-- begin RECORD EXCERPTS --

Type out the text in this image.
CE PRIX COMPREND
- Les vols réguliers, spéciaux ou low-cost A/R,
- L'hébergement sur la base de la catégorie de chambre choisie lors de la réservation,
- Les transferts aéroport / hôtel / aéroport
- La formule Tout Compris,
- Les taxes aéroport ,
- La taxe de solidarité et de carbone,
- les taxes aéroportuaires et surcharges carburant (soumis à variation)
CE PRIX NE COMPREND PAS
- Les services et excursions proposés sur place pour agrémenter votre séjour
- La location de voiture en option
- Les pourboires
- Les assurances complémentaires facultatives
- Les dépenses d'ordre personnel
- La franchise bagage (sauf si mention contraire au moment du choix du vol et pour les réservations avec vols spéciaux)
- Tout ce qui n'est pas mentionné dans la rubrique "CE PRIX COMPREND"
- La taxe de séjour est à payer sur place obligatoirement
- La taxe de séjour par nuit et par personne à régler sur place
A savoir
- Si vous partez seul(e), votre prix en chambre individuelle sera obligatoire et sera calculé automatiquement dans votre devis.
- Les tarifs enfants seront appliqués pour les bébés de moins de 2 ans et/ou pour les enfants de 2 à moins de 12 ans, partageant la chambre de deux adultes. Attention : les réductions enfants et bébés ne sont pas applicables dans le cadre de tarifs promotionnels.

-- end RECORD EXCERPTS --

*GIVEN REQUEST*
Extract the listing in its entirety and repeat it exactly.

*RESPONSE TO THIS EXERCISE*
Type out the text in this image.
CE PRIX COMPREND
- Les vols réguliers, spéciaux ou low-cost A/R,
- L'hébergement sur la base de la catégorie de chambre choisie lors de la réservation,
- Les transferts aéroport / hôtel / aéroport
- La formule Tout Compris,
- Les taxes aéroport ,
- La taxe de solidarité et de carbone,
- les taxes aéroportuaires et surcharges carburant (soumis à variation)
CE PRIX NE COMPREND PAS
- Les services et excursions proposés sur place pour agrémenter votre séjour
- La location de voiture en option
- Les pourboires
- Les assurances complémentaires facultatives
- Les dépenses d'ordre personnel
- La franchise bagage (sauf si mention contraire au moment du choix du vol et pour les réservations avec vols spéciaux)
- Tout ce qui n'est pas mentionné dans la rubrique "CE PRIX COMPREND"
- La taxe de séjour est à payer sur place obligatoirement
- La taxe de séjour par nuit et par personne à régler sur place
A savoir
- Si vous partez seul(e), votre prix en chambre individuelle sera obligatoire et sera calculé automatiquement dans votre devis.
- Les tarifs enfants seront appliqués pour les bébés de moins de 2 ans et/ou pour les enfants de 2 à moins de 12 ans, partageant la chambre de deux adultes. Attention : les réductions enfants et bébés ne sont pas applicables dans le cadre de tarifs promotionnels.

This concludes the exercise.